* **WRITTEN REQUEST 1**
Copy out the part of the rows that opens with the line containing "Ellipse shape [567,61,580,75]" and closes with the line containing "Bar [438,158,474,172]", both included, reproducing each line without any change.

* **PAGE**
■ ■ ■ ■ ■

But why have you been letting all of those that belong to this species believe that they are supreme among all the others? Why are you letting them take something beautiful and destroy it? Just because we can do something, doesn't mean that we should. Morally, a lot of things in this world are wrong, so why are you standing to the side letting it continue to go wrong? Pollution and murders, why is any of this in existance?
Do you feel that we need to prove to ourselves that we are superior to others by getting out of our own messes? I don't think that will work, because so many people think they're doing right. And others know they're doing wrong but continue to do wrongly anyway. Maybe you feel that if you stand back and let us make our mistakes, we'll eventually correct them ourselves. I've heard somewhere that subconciously, we all know what's right, and if we're doing something wrong we'll eventually realize and correct it. I suppose this could be true.
Like during the Great Depression - you could have done something to stop it. But you let us keep going and do it by ourselves. Then, Franklin Roosevelt came into office and helped us get back onto our feet again. Or, perhaps he was meant to win the election, because you realized we needed help.

■ ■ ■ ■ ■

* **WRITTEN REQUEST 2**
Pick up the passage about why wrongdoing in the world is allowed to go on and carry it forward from its final sentence.

[Entries from a dataset]
■ ■ ■ ■ ■

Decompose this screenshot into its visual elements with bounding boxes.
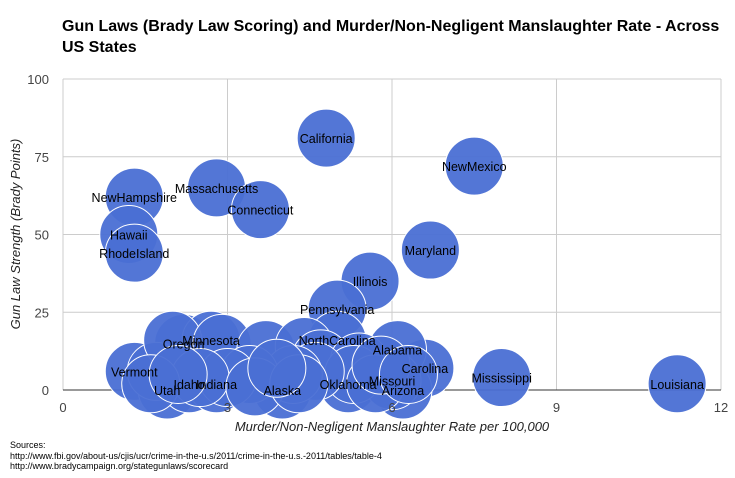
point-label: Alaska bbox=[264, 384, 302, 398]
point-label: Idaho bbox=[173, 378, 204, 392]
point-label: Oklahoma bbox=[320, 378, 377, 392]
data-points bbox=[99, 108, 707, 420]
data-point[interactable] bbox=[378, 344, 438, 404]
point-label: Vermont bbox=[111, 365, 158, 379]
point-label: NewHampshire bbox=[92, 191, 177, 205]
y-tick-label: 100 bbox=[27, 72, 49, 87]
point-label: Pennsylvania bbox=[300, 303, 374, 317]
point-label: NewMexico bbox=[442, 160, 507, 174]
x-tick-label: 9 bbox=[553, 400, 560, 415]
x-axis-title: Murder/Non-Negligent Manslaughter Rate p… bbox=[235, 419, 550, 434]
point-label: NorthCarolina bbox=[299, 334, 376, 348]
data-point[interactable] bbox=[400, 220, 460, 280]
x-tick-label: 3 bbox=[224, 400, 231, 415]
chart-title: Gun Laws (Brady Law Scoring) and Murder/… bbox=[62, 18, 720, 56]
x-tick-label: 12 bbox=[714, 400, 728, 415]
source-link-brady[interactable]: http://www.bradycampaign.org/stategunlaw… bbox=[10, 461, 229, 471]
axis-ticks: 0 3 6 9 12 0 25 50 75 100 bbox=[27, 72, 728, 415]
point-label: RhodeIsland bbox=[99, 247, 169, 261]
point-label: Utah bbox=[154, 384, 180, 398]
sources-heading: Sources: bbox=[10, 440, 46, 450]
point-label: Mississippi bbox=[471, 372, 531, 386]
x-tick-label: 0 bbox=[59, 400, 66, 415]
point-label: Minnesota bbox=[182, 334, 240, 348]
point-label: Missouri bbox=[369, 375, 416, 389]
point-label: Connecticut bbox=[227, 204, 294, 218]
data-point[interactable] bbox=[472, 348, 532, 408]
y-axis-title: Gun Law Strength (Brady Points) bbox=[8, 139, 23, 330]
data-point[interactable] bbox=[647, 354, 707, 414]
data-point[interactable] bbox=[444, 136, 504, 196]
y-tick-label: 0 bbox=[42, 383, 49, 398]
point-label: California bbox=[300, 132, 353, 146]
point-label: Alabama bbox=[373, 344, 422, 358]
data-point[interactable] bbox=[104, 223, 164, 283]
source-link-fbi[interactable]: http://www.fbi.gov/about-us/cjis/ucr/cri… bbox=[10, 450, 382, 461]
data-point[interactable] bbox=[247, 338, 307, 398]
point-label: Maryland bbox=[405, 244, 456, 258]
y-tick-label: 25 bbox=[35, 305, 49, 320]
point-label: Indiana bbox=[196, 378, 237, 392]
data-point[interactable] bbox=[296, 108, 356, 168]
point-labels: California NewMexico NewHampshireMassachus… bbox=[92, 132, 704, 398]
point-label: Louisiana bbox=[650, 378, 704, 392]
point-label: Oregon bbox=[163, 337, 205, 351]
y-tick-label: 50 bbox=[35, 228, 49, 243]
point-label: Hawaii bbox=[110, 229, 148, 243]
point-label: Illinois bbox=[353, 275, 388, 289]
point-label: Massachusetts bbox=[175, 182, 258, 196]
point-label: Carolina bbox=[402, 362, 449, 376]
data-point[interactable] bbox=[230, 180, 290, 240]
y-tick-label: 75 bbox=[35, 150, 49, 165]
x-tick-label: 6 bbox=[388, 400, 395, 415]
sources-block: Sources: http://www.fbi.gov/about-us/cji… bbox=[10, 440, 382, 472]
data-point[interactable] bbox=[148, 344, 208, 404]
point-label: Arizona bbox=[382, 384, 424, 398]
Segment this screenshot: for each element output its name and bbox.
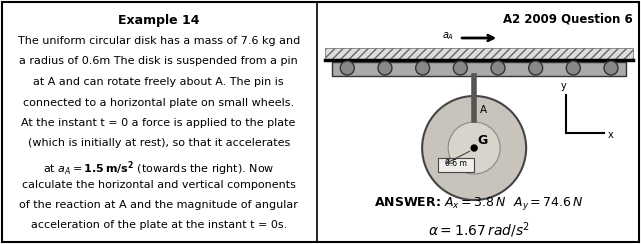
Ellipse shape [567,61,580,75]
Ellipse shape [453,61,467,75]
Text: Example 14: Example 14 [118,14,199,27]
Text: 0.6 m: 0.6 m [445,159,467,168]
Ellipse shape [340,61,354,75]
Text: A2 2009 Question 6: A2 2009 Question 6 [503,12,633,25]
Text: connected to a horizontal plate on small wheels.: connected to a horizontal plate on small… [23,98,294,108]
Text: ANSWER: $A_x = 3.8\,N$  $A_y = 74.6\,N$: ANSWER: $A_x = 3.8\,N$ $A_y = 74.6\,N$ [374,195,584,212]
Bar [332,62,626,76]
Text: of the reaction at A and the magnitude of angular: of the reaction at A and the magnitude o… [19,200,298,210]
Text: A: A [480,105,487,115]
Text: $a_A$: $a_A$ [442,30,454,42]
Ellipse shape [415,61,429,75]
Ellipse shape [491,61,505,75]
Text: a radius of 0.6m The disk is suspended from a pin: a radius of 0.6m The disk is suspended f… [19,57,298,67]
Text: at $a_A = \mathbf{1.5\,m/s^2}$ (towards the right). Now: at $a_A = \mathbf{1.5\,m/s^2}$ (towards … [43,159,274,178]
Text: x: x [608,130,613,140]
Ellipse shape [604,61,618,75]
Text: G: G [477,133,487,146]
Text: $\alpha = 1.67\,rad/s^2$: $\alpha = 1.67\,rad/s^2$ [428,220,530,240]
Circle shape [448,122,500,174]
Circle shape [422,96,526,200]
Bar [438,158,474,172]
Text: at A and can rotate freely about A. The pin is: at A and can rotate freely about A. The … [33,77,284,87]
Text: calculate the horizontal and vertical components: calculate the horizontal and vertical co… [22,180,296,190]
Circle shape [471,145,477,151]
Text: (which is initially at rest), so that it accelerates: (which is initially at rest), so that it… [28,139,290,149]
Ellipse shape [529,61,543,75]
Bar [325,48,633,60]
Ellipse shape [378,61,392,75]
Text: acceleration of the plate at the instant t = 0s.: acceleration of the plate at the instant… [31,221,287,231]
Text: The uniform circular disk has a mass of 7.6 kg and: The uniform circular disk has a mass of … [17,36,300,46]
Text: y: y [561,81,567,91]
Text: At the instant t = 0 a force is applied to the plate: At the instant t = 0 a force is applied … [21,118,296,128]
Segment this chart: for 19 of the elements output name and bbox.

■ ■ ■ ■ ■

* **WRITTEN ANSWER 1**
Ellipse shape [567,61,580,75]
Ellipse shape [453,61,467,75]
Text: Example 14: Example 14 [118,14,199,27]
Text: 0.6 m: 0.6 m [445,159,467,168]
Ellipse shape [340,61,354,75]
Text: A2 2009 Question 6: A2 2009 Question 6 [503,12,633,25]
Text: connected to a horizontal plate on small wheels.: connected to a horizontal plate on small… [23,98,294,108]
Text: ANSWER: $A_x = 3.8\,N$  $A_y = 74.6\,N$: ANSWER: $A_x = 3.8\,N$ $A_y = 74.6\,N$ [374,195,584,212]
Bar [332,62,626,76]
Text: of the reaction at A and the magnitude of angular: of the reaction at A and the magnitude o… [19,200,298,210]
Text: A: A [480,105,487,115]
Text: $a_A$: $a_A$ [442,30,454,42]
Ellipse shape [415,61,429,75]
Ellipse shape [491,61,505,75]
Text: a radius of 0.6m The disk is suspended from a pin: a radius of 0.6m The disk is suspended f… [19,57,298,67]
Text: at $a_A = \mathbf{1.5\,m/s^2}$ (towards the right). Now: at $a_A = \mathbf{1.5\,m/s^2}$ (towards … [43,159,274,178]
Text: x: x [608,130,613,140]
Ellipse shape [604,61,618,75]
Text: G: G [477,133,487,146]
Text: $\alpha = 1.67\,rad/s^2$: $\alpha = 1.67\,rad/s^2$ [428,220,530,240]
Circle shape [448,122,500,174]
Circle shape [422,96,526,200]
Bar [438,158,474,172]

* **WRITTEN ANSWER 2**
It's all so confusing, I never know what to think.
Another question. Why am I in existance? What is my purpose here, in life? What am I destined to do? Maybe if I knew, or had at least an inkling, I could do something right and set myself in the correct direction. Maybe I could fix things.
But, like I was debating before, maybe I haven't gotten any signs because, subconciously, I already know. If that is the case, could you perhaps jolt my subconcious? I don't communicate with it hardly ever, and I'd like to. I'd like to dream. Could you do this for me? Maybe?
Maybe I'm asking too much of you. Do you think that could possibly be it? Maybe I should sit back and see where life takes me. Or maybe then I'll miss something else. I have no idea what I believe in right now, and it's fogging my head profusely. I need some clearity, I really do. But, again, maybe I should just wait and see if it is meant to come to me.
But what if that's not what I'm supposed to do?
God, you're very confusing. I don't know if I like you much right now. I'm also sorry that I've lost a bit of faith lately. Things have been... Odd. I'm sorry that I've stopped praying. Really, you're in my heart, there will always be a place for you. So, when I'm staggering, remember you're there, even though I may not show it.
I'm sorry, and thank you.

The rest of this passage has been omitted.